Task objective => Repeat the material below exactly, with no pictures.

Data items
* BEGIN *
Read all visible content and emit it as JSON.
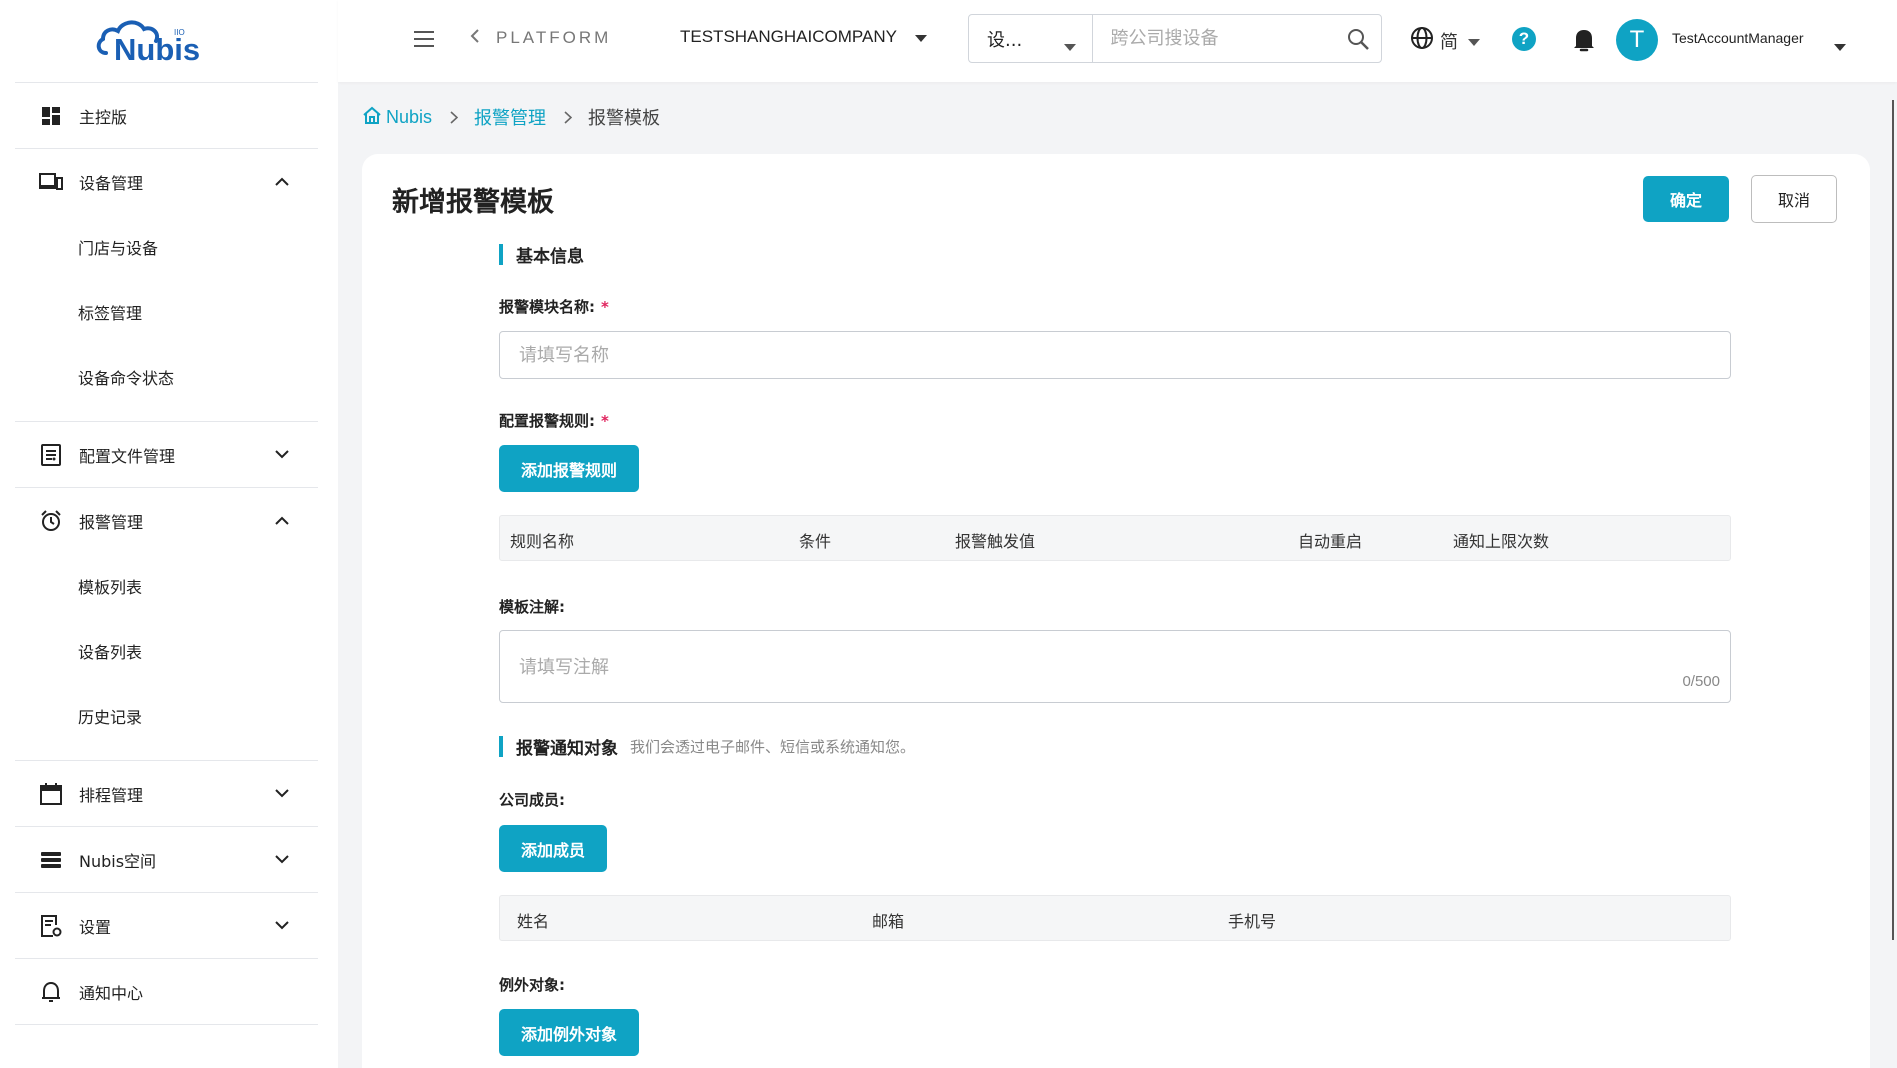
{
  "brand": {
    "name": "Nubis",
    "sup": "IIO"
  },
  "sidebar": {
    "items": [
      {
        "label": "主控版",
        "icon": "dashboard-icon"
      },
      {
        "label": "设备管理",
        "icon": "devices-icon",
        "expanded": true,
        "children": [
          "门店与设备",
          "标签管理",
          "设备命令状态"
        ]
      },
      {
        "label": "配置文件管理",
        "icon": "config-file-icon",
        "expanded": false
      },
      {
        "label": "报警管理",
        "icon": "alarm-clock-icon",
        "expanded": true,
        "children": [
          "模板列表",
          "设备列表",
          "历史记录"
        ]
      },
      {
        "label": "排程管理",
        "icon": "calendar-icon",
        "expanded": false
      },
      {
        "label": "Nubis空间",
        "icon": "storage-icon",
        "expanded": false
      },
      {
        "label": "设置",
        "icon": "settings-doc-icon",
        "expanded": false
      },
      {
        "label": "通知中心",
        "icon": "bell-outline-icon"
      }
    ]
  },
  "header": {
    "platform": "PLATFORM",
    "company": "TESTSHANGHAICOMPANY",
    "search_type": "设...",
    "search_placeholder": "跨公司搜设备",
    "language": "简",
    "help": "?",
    "avatar_initial": "T",
    "username": "TestAccountManager"
  },
  "breadcrumb": {
    "home": "Nubis",
    "parent": "报警管理",
    "current": "报警模板"
  },
  "page": {
    "title": "新增报警模板",
    "ok_label": "确定",
    "cancel_label": "取消"
  },
  "form": {
    "basic_section": "基本信息",
    "name_label": "报警模块名称:",
    "name_placeholder": "请填写名称",
    "required_mark": "*",
    "rules_label": "配置报警规则:",
    "add_rule_label": "添加报警规则",
    "rule_columns": [
      "规则名称",
      "条件",
      "报警触发值",
      "自动重启",
      "通知上限次数"
    ],
    "note_label": "模板注解:",
    "note_placeholder": "请填写注解",
    "note_counter": "0/500",
    "notify_section": "报警通知对象",
    "notify_desc": "我们会透过电子邮件、短信或系统通知您。",
    "members_label": "公司成员:",
    "add_member_label": "添加成员",
    "member_columns": [
      "姓名",
      "邮箱",
      "手机号"
    ],
    "exception_label": "例外对象:",
    "add_exception_label": "添加例外对象"
  },
  "colors": {
    "accent": "#0fa3c4",
    "required": "#e0245e"
  }
}
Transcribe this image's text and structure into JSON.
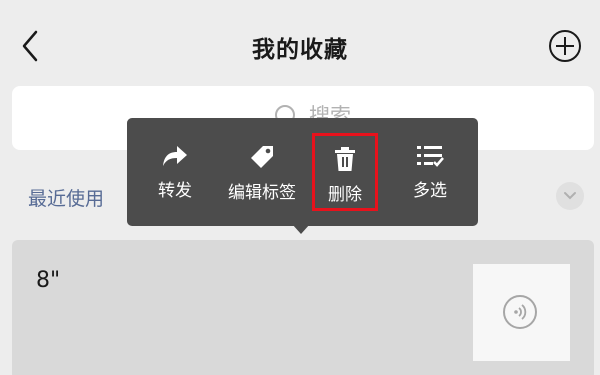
{
  "header": {
    "title": "我的收藏"
  },
  "search": {
    "placeholder": "搜索"
  },
  "section": {
    "recent_label": "最近使用"
  },
  "context_menu": {
    "items": [
      {
        "label": "转发",
        "icon": "forward-icon"
      },
      {
        "label": "编辑标签",
        "icon": "tag-icon"
      },
      {
        "label": "删除",
        "icon": "trash-icon"
      },
      {
        "label": "多选",
        "icon": "multi-select-icon"
      }
    ],
    "highlight_color": "#e8121c"
  },
  "card": {
    "title": "8\"",
    "thumbnail_icon": "voice-icon"
  }
}
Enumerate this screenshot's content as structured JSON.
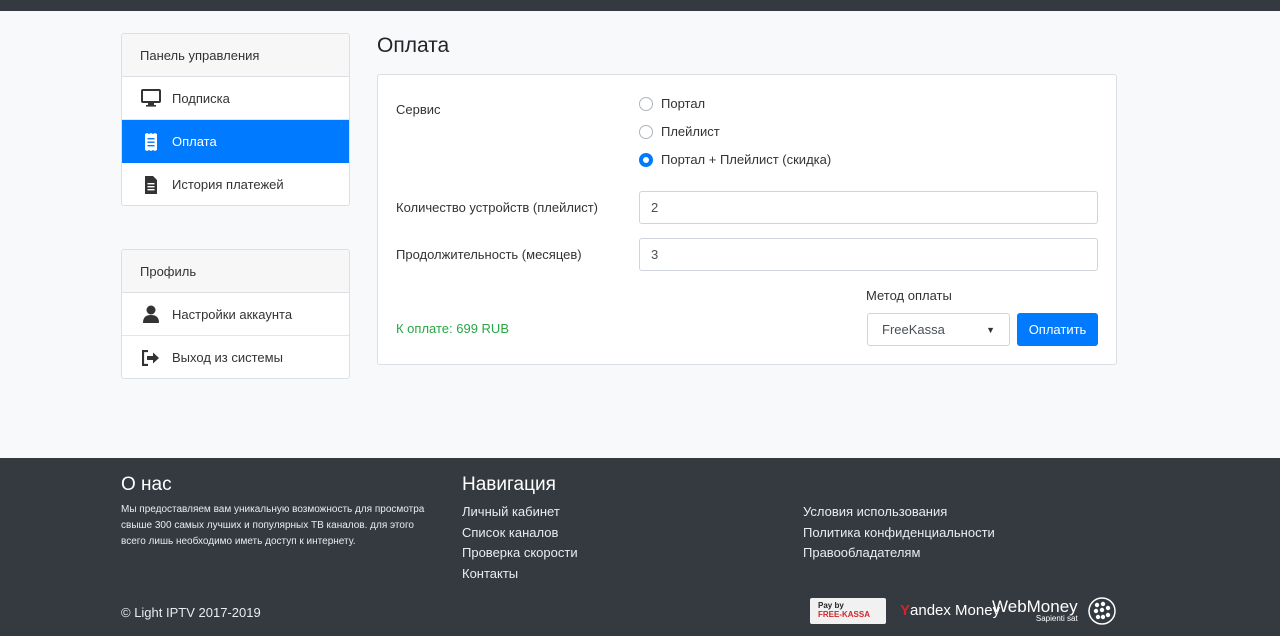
{
  "sidebar": {
    "panel": {
      "title": "Панель управления",
      "items": [
        {
          "label": "Подписка",
          "icon": "monitor-icon"
        },
        {
          "label": "Оплата",
          "icon": "receipt-icon",
          "active": true
        },
        {
          "label": "История платежей",
          "icon": "document-icon"
        }
      ]
    },
    "profile": {
      "title": "Профиль",
      "items": [
        {
          "label": "Настройки аккаунта",
          "icon": "user-icon"
        },
        {
          "label": "Выход из системы",
          "icon": "sign-out-icon"
        }
      ]
    }
  },
  "main": {
    "title": "Оплата",
    "service_label": "Сервис",
    "service_options": [
      {
        "label": "Портал",
        "checked": false
      },
      {
        "label": "Плейлист",
        "checked": false
      },
      {
        "label": "Портал + Плейлист (скидка)",
        "checked": true
      }
    ],
    "devices_label": "Количество устройств (плейлист)",
    "devices_value": "2",
    "duration_label": "Продолжительность (месяцев)",
    "duration_value": "3",
    "method_label": "Метод оплаты",
    "method_value": "FreeKassa",
    "total_text": "К оплате: 699 RUB",
    "pay_button": "Оплатить"
  },
  "footer": {
    "about_title": "О нас",
    "about_text": "Мы предоставляем вам уникальную возможность для просмотра свыше 300 самых лучших и популярных ТВ каналов. для этого всего лишь необходимо иметь доступ к интернету.",
    "nav_title": "Навигация",
    "nav_links": [
      "Личный кабинет",
      "Список каналов",
      "Проверка скорости",
      "Контакты"
    ],
    "legal_links": [
      "Условия использования",
      "Политика конфиденциальности",
      "Правообладателям"
    ],
    "copyright": "© Light IPTV 2017-2019",
    "logos": {
      "freekassa_line1": "Pay by",
      "freekassa_line2": "FREE-KASSA",
      "yandex_y": "Y",
      "yandex_rest": "andex Money",
      "webmoney": "WebMoney",
      "webmoney_sub": "Sapienti sat"
    }
  },
  "colors": {
    "accent": "#007bff",
    "footer_bg": "#343a40",
    "total_green": "#28a745"
  }
}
* END *
Exercise output =>
Read all visible content and emit it as JSON.
{
  "brand": {
    "name": "Nubis",
    "sup": "IIO"
  },
  "sidebar": {
    "items": [
      {
        "label": "主控版",
        "icon": "dashboard-icon"
      },
      {
        "label": "设备管理",
        "icon": "devices-icon",
        "expanded": true,
        "children": [
          "门店与设备",
          "标签管理",
          "设备命令状态"
        ]
      },
      {
        "label": "配置文件管理",
        "icon": "config-file-icon",
        "expanded": false
      },
      {
        "label": "报警管理",
        "icon": "alarm-clock-icon",
        "expanded": true,
        "children": [
          "模板列表",
          "设备列表",
          "历史记录"
        ]
      },
      {
        "label": "排程管理",
        "icon": "calendar-icon",
        "expanded": false
      },
      {
        "label": "Nubis空间",
        "icon": "storage-icon",
        "expanded": false
      },
      {
        "label": "设置",
        "icon": "settings-doc-icon",
        "expanded": false
      },
      {
        "label": "通知中心",
        "icon": "bell-outline-icon"
      }
    ]
  },
  "header": {
    "platform": "PLATFORM",
    "company": "TESTSHANGHAICOMPANY",
    "search_type": "设...",
    "search_placeholder": "跨公司搜设备",
    "language": "简",
    "help": "?",
    "avatar_initial": "T",
    "username": "TestAccountManager"
  },
  "breadcrumb": {
    "home": "Nubis",
    "parent": "报警管理",
    "current": "报警模板"
  },
  "page": {
    "title": "新增报警模板",
    "ok_label": "确定",
    "cancel_label": "取消"
  },
  "form": {
    "basic_section": "基本信息",
    "name_label": "报警模块名称:",
    "name_placeholder": "请填写名称",
    "required_mark": "*",
    "rules_label": "配置报警规则:",
    "add_rule_label": "添加报警规则",
    "rule_columns": [
      "规则名称",
      "条件",
      "报警触发值",
      "自动重启",
      "通知上限次数"
    ],
    "note_label": "模板注解:",
    "note_placeholder": "请填写注解",
    "note_counter": "0/500",
    "notify_section": "报警通知对象",
    "notify_desc": "我们会透过电子邮件、短信或系统通知您。",
    "members_label": "公司成员:",
    "add_member_label": "添加成员",
    "member_columns": [
      "姓名",
      "邮箱",
      "手机号"
    ],
    "exception_label": "例外对象:",
    "add_exception_label": "添加例外对象"
  },
  "colors": {
    "accent": "#0fa3c4",
    "required": "#e0245e"
  }
}
Transcribe this image's text and structure into JSON.
{
  "header": {
    "title": "我的收藏"
  },
  "search": {
    "placeholder": "搜索"
  },
  "section": {
    "recent_label": "最近使用"
  },
  "context_menu": {
    "items": [
      {
        "label": "转发",
        "icon": "forward-icon"
      },
      {
        "label": "编辑标签",
        "icon": "tag-icon"
      },
      {
        "label": "删除",
        "icon": "trash-icon"
      },
      {
        "label": "多选",
        "icon": "multi-select-icon"
      }
    ],
    "highlight_color": "#e8121c"
  },
  "card": {
    "title": "8\"",
    "thumbnail_icon": "voice-icon"
  }
}
Enumerate this screenshot's content as structured JSON.
{
  "sidebar": {
    "panel": {
      "title": "Панель управления",
      "items": [
        {
          "label": "Подписка",
          "icon": "monitor-icon"
        },
        {
          "label": "Оплата",
          "icon": "receipt-icon",
          "active": true
        },
        {
          "label": "История платежей",
          "icon": "document-icon"
        }
      ]
    },
    "profile": {
      "title": "Профиль",
      "items": [
        {
          "label": "Настройки аккаунта",
          "icon": "user-icon"
        },
        {
          "label": "Выход из системы",
          "icon": "sign-out-icon"
        }
      ]
    }
  },
  "main": {
    "title": "Оплата",
    "service_label": "Сервис",
    "service_options": [
      {
        "label": "Портал",
        "checked": false
      },
      {
        "label": "Плейлист",
        "checked": false
      },
      {
        "label": "Портал + Плейлист (скидка)",
        "checked": true
      }
    ],
    "devices_label": "Количество устройств (плейлист)",
    "devices_value": "2",
    "duration_label": "Продолжительность (месяцев)",
    "duration_value": "3",
    "method_label": "Метод оплаты",
    "method_value": "FreeKassa",
    "total_text": "К оплате: 699 RUB",
    "pay_button": "Оплатить"
  },
  "footer": {
    "about_title": "О нас",
    "about_text": "Мы предоставляем вам уникальную возможность для просмотра свыше 300 самых лучших и популярных ТВ каналов. для этого всего лишь необходимо иметь доступ к интернету.",
    "nav_title": "Навигация",
    "nav_links": [
      "Личный кабинет",
      "Список каналов",
      "Проверка скорости",
      "Контакты"
    ],
    "legal_links": [
      "Условия использования",
      "Политика конфиденциальности",
      "Правообладателям"
    ],
    "copyright": "© Light IPTV 2017-2019",
    "logos": {
      "freekassa_line1": "Pay by",
      "freekassa_line2": "FREE-KASSA",
      "yandex_y": "Y",
      "yandex_rest": "andex Money",
      "webmoney": "WebMoney",
      "webmoney_sub": "Sapienti sat"
    }
  },
  "colors": {
    "accent": "#007bff",
    "footer_bg": "#343a40",
    "total_green": "#28a745"
  }
}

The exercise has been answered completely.